> Direction
Copy the items from the line with "table-cell: 24: [6, 78, 16, 87]" to the line with "table-cell: UDP: [322, 78, 336, 87]", reproducing each of those lines exactly as it appears.
::::::::::
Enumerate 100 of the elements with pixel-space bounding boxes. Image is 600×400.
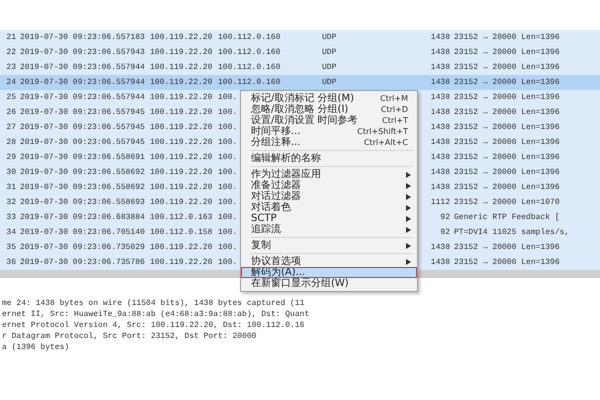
table-cell: 24: [6, 78, 16, 87]
menu-item[interactable]: 在新窗口显示分组(W): [241, 278, 417, 289]
table-cell: 100.: [218, 123, 238, 132]
table-cell: 23152 → 20000 Len=1396: [454, 243, 560, 252]
table-cell: 1438: [430, 168, 450, 177]
table-cell: 100.: [218, 168, 238, 177]
table-cell: 22: [6, 48, 16, 57]
table-cell: UDP: [322, 63, 336, 72]
table-cell: 100.: [218, 258, 238, 267]
table-cell: 33: [6, 213, 16, 222]
table-cell: 2019-07-30 09:23:06.557944: [20, 63, 145, 72]
table-cell: 27: [6, 123, 16, 132]
table-cell: 2019-07-30 09:23:06.557945: [20, 138, 145, 147]
table-cell: 23152 → 20000 Len=1396: [454, 108, 560, 117]
submenu-arrow-icon: [406, 242, 411, 248]
menu-item[interactable]: 标记/取消标记 分组(M) Ctrl+M: [241, 93, 417, 104]
table-cell: 100.: [218, 93, 238, 102]
table-cell: 1438: [430, 243, 450, 252]
table-cell: 1438: [430, 108, 450, 117]
detail-line: me 24: 1438 bytes on wire (11504 bits), 1438 bytes captured (11: [2, 298, 304, 309]
menu-item[interactable]: 对话过滤器: [241, 191, 417, 202]
table-cell: 100.119.22.20: [150, 258, 212, 267]
table-cell: Generic RTP Feedback [: [454, 213, 560, 222]
detail-line: ernet II, Src: HuaweiTe_9a:88:ab (e4:68:a3:9a:88:ab), Dst: Quant: [2, 309, 310, 320]
shortcut-text: Ctrl+M: [380, 93, 408, 104]
table-cell: 100.: [218, 228, 238, 237]
table-cell: 30: [6, 168, 16, 177]
shortcut-text: Ctrl+D: [380, 104, 408, 115]
table-cell: UDP: [322, 78, 336, 87]
table-cell: 100.112.0.160: [218, 48, 280, 57]
table-cell: 100.112.0.163: [150, 213, 212, 222]
table-cell: 1438: [430, 123, 450, 132]
table-cell: 23152 → 20000 Len=1070: [454, 198, 560, 207]
shortcut-text: Ctrl+Alt+C: [364, 137, 408, 148]
table-cell: 100.112.0.158: [150, 228, 212, 237]
table-cell: 100.112.0.160: [218, 78, 280, 87]
table-cell: 2019-07-30 09:23:06.705140: [20, 228, 145, 237]
table-cell: 23152 → 20000 Len=1396: [454, 153, 560, 162]
table-cell: 36: [6, 258, 16, 267]
table-cell: 23152 → 20000 Len=1396: [454, 168, 560, 177]
menu-item[interactable]: SCTP: [241, 213, 417, 224]
table-cell: 100.119.22.20: [150, 183, 212, 192]
table-cell: 100.: [218, 243, 238, 252]
table-cell: 2019-07-30 09:23:06.558693: [20, 198, 145, 207]
table-cell: 1438: [430, 33, 450, 42]
table-cell: 1438: [430, 138, 450, 147]
table-cell: 23: [6, 63, 16, 72]
table-cell: 1438: [430, 78, 450, 87]
table-cell: 23152 → 20000 Len=1396: [454, 48, 560, 57]
table-cell: 23152 → 20000 Len=1396: [454, 138, 560, 147]
menu-item[interactable]: 复制: [241, 240, 417, 251]
detail-line: ernet Protocol Version 4, Src: 100.119.22.20, Dst: 100.112.0.16: [2, 320, 304, 331]
table-cell: 2019-07-30 09:23:06.557944: [20, 93, 145, 102]
table-cell: 1438: [430, 48, 450, 57]
table-cell: UDP: [322, 48, 336, 57]
table-cell: 100.: [218, 153, 238, 162]
table-cell: 100.119.22.20: [150, 78, 212, 87]
table-cell: 100.119.22.20: [150, 168, 212, 177]
table-cell: UDP: [322, 33, 336, 42]
detail-line: a (1396 bytes): [2, 342, 70, 353]
menu-item[interactable]: 编辑解析的名称: [241, 153, 417, 164]
menu-item[interactable]: 时间平移... Ctrl+Shift+T: [241, 126, 417, 137]
table-cell: 2019-07-30 09:23:06.558692: [20, 183, 145, 192]
packet-row[interactable]: 24 2019-07-30 09:23:06.557944 100.119.22.20 100.112.0.160 UDP 1438 23152 → 20000 Len=1396: [0, 75, 600, 90]
table-cell: 34: [6, 228, 16, 237]
table-cell: 100.: [218, 138, 238, 147]
menu-item[interactable]: 追踪流: [241, 224, 417, 235]
table-cell: PT=DVI4 11025 samples/s,: [454, 228, 570, 237]
menu-item[interactable]: 准备过滤器: [241, 180, 417, 191]
table-cell: 21: [6, 33, 16, 42]
table-cell: 23152 → 20000 Len=1396: [454, 33, 560, 42]
table-cell: 1438: [430, 93, 450, 102]
menu-item[interactable]: 对话着色: [241, 202, 417, 213]
table-cell: 92: [440, 213, 450, 222]
menu-item[interactable]: 协议首选项: [241, 256, 417, 267]
table-cell: 100.119.22.20: [150, 138, 212, 147]
table-cell: 1438: [430, 63, 450, 72]
table-cell: 23152 → 20000 Len=1396: [454, 93, 560, 102]
table-cell: 26: [6, 108, 16, 117]
menu-item[interactable]: 作为过滤器应用: [241, 169, 417, 180]
table-cell: 23152 → 20000 Len=1396: [454, 78, 560, 87]
table-cell: 100.119.22.20: [150, 33, 212, 42]
table-cell: 1438: [430, 153, 450, 162]
table-cell: 23152 → 20000 Len=1396: [454, 258, 560, 267]
table-cell: 2019-07-30 09:23:06.735029: [20, 243, 145, 252]
table-cell: 100.112.0.160: [218, 33, 280, 42]
table-cell: 2019-07-30 09:23:06.557943: [20, 48, 145, 57]
menu-item[interactable]: 忽略/取消忽略 分组(I) Ctrl+D: [241, 104, 417, 115]
table-cell: 2019-07-30 09:23:06.558691: [20, 153, 145, 162]
submenu-arrow-icon: [406, 258, 411, 264]
table-cell: 100.: [218, 183, 238, 192]
table-cell: 100.: [218, 213, 238, 222]
table-cell: 1438: [430, 258, 450, 267]
table-cell: 100.: [218, 108, 238, 117]
table-cell: 2019-07-30 09:23:06.735786: [20, 258, 145, 267]
menu-item[interactable]: 分组注释... Ctrl+Alt+C: [241, 137, 417, 148]
table-cell: 25: [6, 93, 16, 102]
table-cell: 2019-07-30 09:23:06.557945: [20, 123, 145, 132]
table-cell: 29: [6, 153, 16, 162]
table-cell: 35: [6, 243, 16, 252]
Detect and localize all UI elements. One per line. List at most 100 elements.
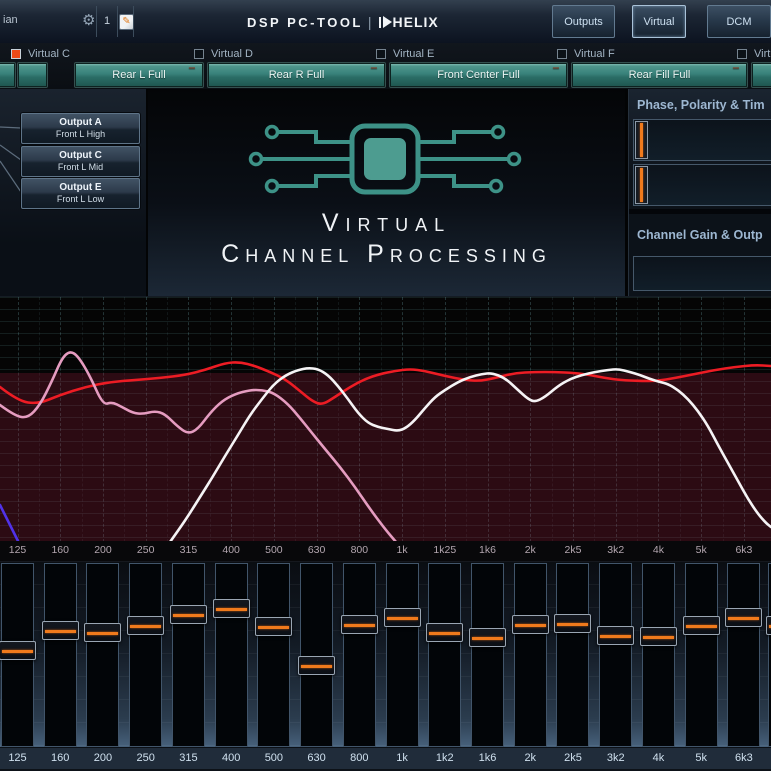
horizontal-slider-track[interactable] [633, 119, 771, 161]
horizontal-slider-track[interactable] [633, 164, 771, 206]
eq-slider-handle-400[interactable] [213, 599, 250, 618]
output-button-output-e[interactable]: Output EFront L Low [21, 178, 140, 209]
virtual-tab-checkbox[interactable] [194, 49, 204, 59]
axis-tick-label: 200 [83, 544, 123, 556]
channel-button-rear-r-full[interactable]: Rear R Full‒ [208, 63, 385, 87]
virtual-tab-checkbox[interactable] [11, 49, 21, 59]
axis-tick-label: 125 [0, 544, 38, 556]
virtual-tab-checkbox[interactable] [376, 49, 386, 59]
virtual-tab-checkbox[interactable] [737, 49, 747, 59]
eq-slider-handle-5k[interactable] [683, 616, 720, 635]
eq-slider-track-6k3[interactable] [727, 563, 760, 747]
nav-button-outputs[interactable]: Outputs [552, 5, 615, 38]
eq-slider-track-800[interactable] [343, 563, 376, 747]
eq-slider-track-1k[interactable] [386, 563, 419, 747]
eq-slider-handle-2k[interactable] [512, 615, 549, 634]
output-button-line2: Front L Mid [58, 162, 103, 173]
frequency-response-graph [0, 296, 771, 542]
eq-slider-track-3k2[interactable] [599, 563, 632, 747]
main-panel-area: Output AFront L HighOutput CFront L MidO… [0, 89, 771, 296]
toolbar-divider [117, 6, 118, 37]
eq-handle-stripe [173, 614, 204, 617]
logo-separator: | [368, 14, 372, 30]
virtual-tab-label: Virtual C [28, 48, 70, 60]
eq-slider-track-400[interactable] [215, 563, 248, 747]
eq-band-label: 400 [209, 752, 253, 764]
eq-band-label: 2k [508, 752, 552, 764]
virtual-tab-virtual-e: Virtual E [376, 48, 434, 60]
eq-handle-stripe [472, 637, 503, 640]
eq-slider-handle-500[interactable] [255, 617, 292, 636]
channel-button-rear-l-full[interactable]: Rear L Full‒ [75, 63, 203, 87]
output-button-line1: Output E [59, 182, 101, 195]
eq-slider-track-4k[interactable] [642, 563, 675, 747]
eq-handle-stripe [216, 608, 247, 611]
axis-tick-label: 250 [126, 544, 166, 556]
eq-handle-stripe [2, 650, 33, 653]
eq-slider-track-200[interactable] [86, 563, 119, 747]
output-button-line1: Output C [59, 150, 102, 163]
eq-slider-track-250[interactable] [129, 563, 162, 747]
eq-slider-handle-1k2[interactable] [426, 623, 463, 642]
channel-button-partial[interactable]: ‒ [752, 63, 771, 87]
eq-band-label: 2k5 [551, 752, 595, 764]
eq-band-label: 5k [679, 752, 723, 764]
eq-slider-track-1k2[interactable] [428, 563, 461, 747]
channel-button-front-center-full[interactable]: Front Center Full‒ [390, 63, 567, 87]
virtual-tab-virtual-c: Virtual C [11, 48, 70, 60]
eq-handle-stripe [45, 630, 76, 633]
eq-slider-track-500[interactable] [257, 563, 290, 747]
eq-slider-handle-1k[interactable] [384, 608, 421, 627]
channel-button-partial[interactable] [0, 63, 15, 87]
eq-slider-track-2k[interactable] [514, 563, 547, 747]
nav-button-virtual[interactable]: Virtual [632, 5, 686, 38]
eq-slider-track-160[interactable] [44, 563, 77, 747]
virtual-tab-virtu: Virtu [737, 48, 771, 60]
app-logo: DSP PC-TOOL | HELIX [247, 12, 439, 32]
eq-slider-handle-250[interactable] [127, 616, 164, 635]
eq-slider-handle-1k6[interactable] [469, 628, 506, 647]
eq-band-label: 630 [295, 752, 339, 764]
eq-slider-track-315[interactable] [172, 563, 205, 747]
edit-pencil-icon[interactable]: ✎ [119, 14, 134, 30]
eq-slider-handle-3k2[interactable] [597, 626, 634, 645]
eq-band-label: 200 [81, 752, 125, 764]
output-button-output-c[interactable]: Output CFront L Mid [21, 146, 140, 177]
eq-slider-handle-4k[interactable] [640, 627, 677, 646]
horizontal-slider-track[interactable] [633, 256, 771, 291]
eq-slider-handle-2k5[interactable] [554, 614, 591, 633]
collapse-dash-icon: ‒ [553, 62, 559, 74]
eq-slider-track-2k5[interactable] [556, 563, 589, 747]
eq-frequency-labels: 1251602002503154005006308001k1k21k62k2k5… [0, 747, 771, 770]
eq-slider-handle-160[interactable] [42, 621, 79, 640]
axis-tick-label: 1k [382, 544, 422, 556]
channel-button-partial[interactable] [18, 63, 47, 87]
output-button-output-a[interactable]: Output AFront L High [21, 113, 140, 144]
eq-handle-stripe [87, 632, 118, 635]
eq-slider-track-partial[interactable] [768, 563, 771, 747]
nav-button-dcm[interactable]: DCM [707, 5, 771, 38]
virtual-tab-label: Virtual E [393, 48, 434, 60]
eq-band-label: 125 [0, 752, 40, 764]
eq-slider-handle-125[interactable] [0, 641, 36, 660]
eq-slider-handle-6k3[interactable] [725, 608, 762, 627]
device-number: 1 [97, 0, 117, 42]
eq-slider-handle-630[interactable] [298, 656, 335, 675]
eq-band-label: 315 [166, 752, 210, 764]
eq-slider-handle-800[interactable] [341, 615, 378, 634]
settings-gear-icon[interactable]: ⚙ [82, 11, 95, 29]
eq-slider-handle-315[interactable] [170, 605, 207, 624]
horizontal-slider-handle[interactable] [635, 166, 648, 204]
eq-handle-stripe [387, 617, 418, 620]
eq-slider-track-1k6[interactable] [471, 563, 504, 747]
horizontal-slider-handle[interactable] [635, 121, 648, 159]
slider-handle-stripe [640, 123, 643, 157]
graphic-eq-section: 1251602002503154005006308001k1k21k62k2k5… [0, 561, 771, 771]
eq-slider-handle-200[interactable] [84, 623, 121, 642]
virtual-tab-virtual-d: Virtual D [194, 48, 253, 60]
virtual-tab-checkbox[interactable] [557, 49, 567, 59]
eq-slider-handle-partial[interactable] [766, 616, 771, 635]
channel-button-rear-fill-full[interactable]: Rear Fill Full‒ [572, 63, 747, 87]
toolbar-divider [133, 6, 134, 37]
eq-slider-track-5k[interactable] [685, 563, 718, 747]
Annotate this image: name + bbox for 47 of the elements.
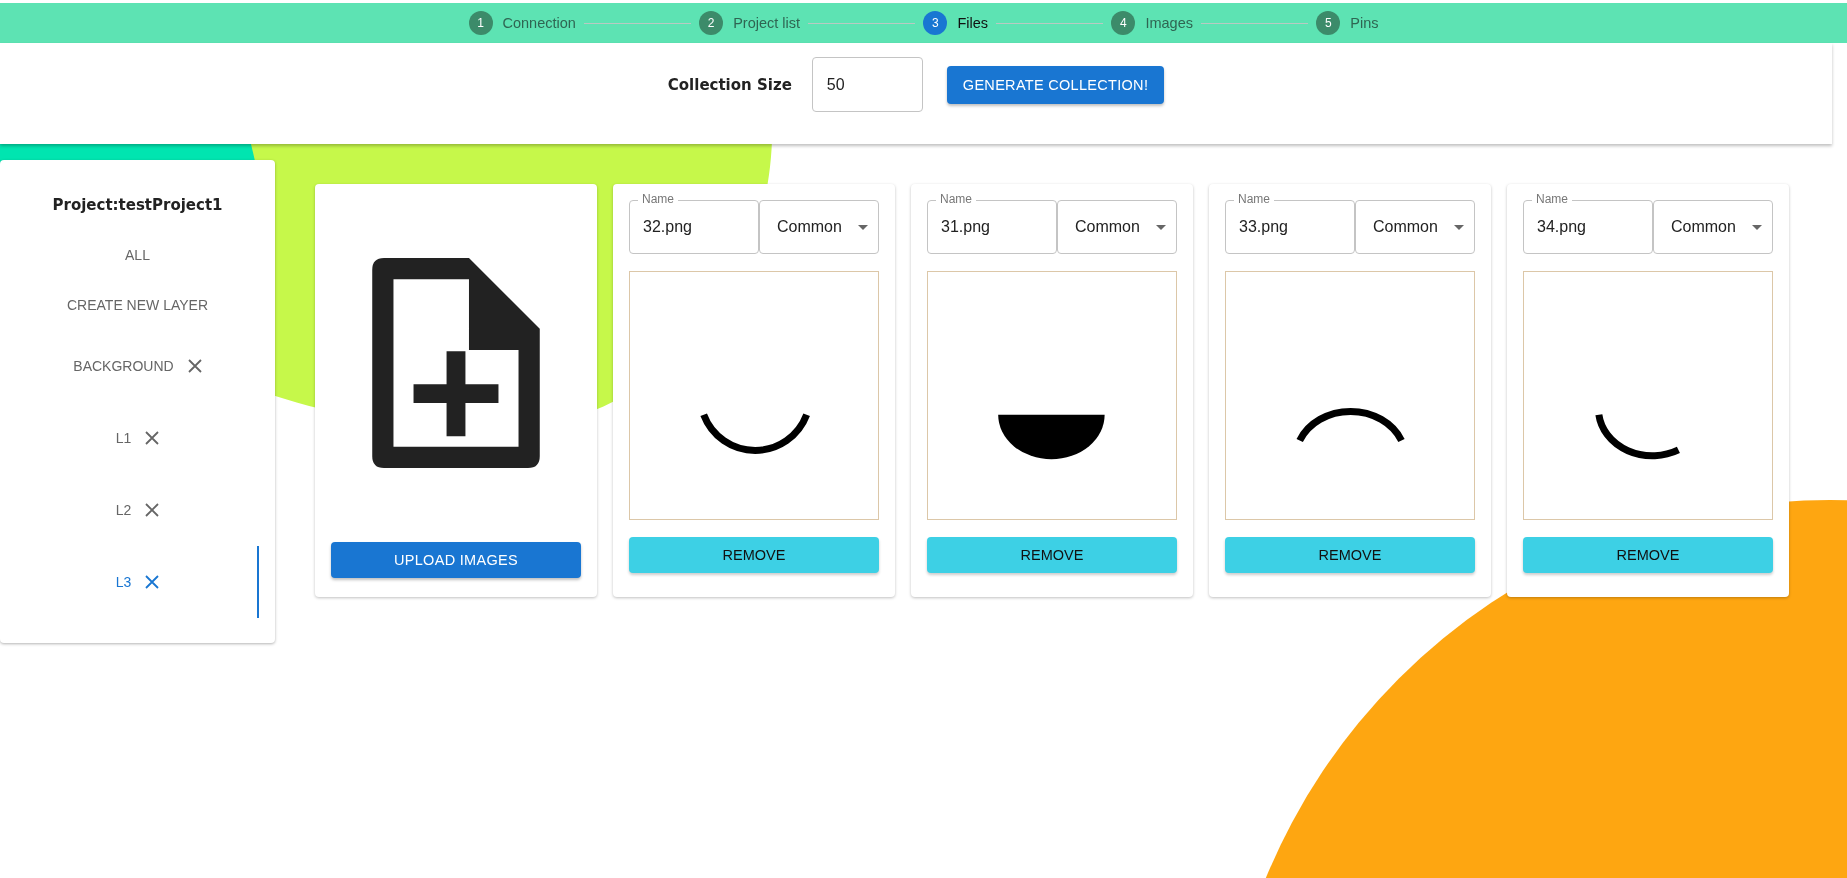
::::::::::
> Output below
table-cell: 24: [6, 78, 16, 87]
menu-item[interactable]: 在新窗口显示分组(W): [241, 278, 417, 289]
table-cell: 100.: [218, 123, 238, 132]
table-cell: 23152 → 20000 Len=1396: [454, 243, 560, 252]
table-cell: 1438: [430, 168, 450, 177]
table-cell: 100.: [218, 168, 238, 177]
table-cell: 22: [6, 48, 16, 57]
table-cell: UDP: [322, 63, 336, 72]
table-cell: 100.: [218, 258, 238, 267]
table-cell: 33: [6, 213, 16, 222]
table-cell: 2019-07-30 09:23:06.557944: [20, 63, 145, 72]
table-cell: 27: [6, 123, 16, 132]
table-cell: 2019-07-30 09:23:06.557945: [20, 138, 145, 147]
table-cell: 23152 → 20000 Len=1396: [454, 108, 560, 117]
submenu-arrow-icon: [406, 242, 411, 248]
menu-item[interactable]: 标记/取消标记 分组(M) Ctrl+M: [241, 93, 417, 104]
table-cell: 100.: [218, 93, 238, 102]
table-cell: 1438: [430, 243, 450, 252]
table-cell: 1438: [430, 108, 450, 117]
detail-line: me 24: 1438 bytes on wire (11504 bits), 1438 bytes captured (11: [2, 298, 304, 309]
menu-item[interactable]: 对话过滤器: [241, 191, 417, 202]
table-cell: 100.119.22.20: [150, 258, 212, 267]
table-cell: Generic RTP Feedback [: [454, 213, 560, 222]
detail-line: ernet II, Src: HuaweiTe_9a:88:ab (e4:68:a3:9a:88:ab), Dst: Quant: [2, 309, 310, 320]
shortcut-text: Ctrl+M: [380, 93, 408, 104]
table-cell: 100.: [218, 228, 238, 237]
table-cell: 30: [6, 168, 16, 177]
shortcut-text: Ctrl+D: [380, 104, 408, 115]
table-cell: UDP: [322, 78, 336, 87]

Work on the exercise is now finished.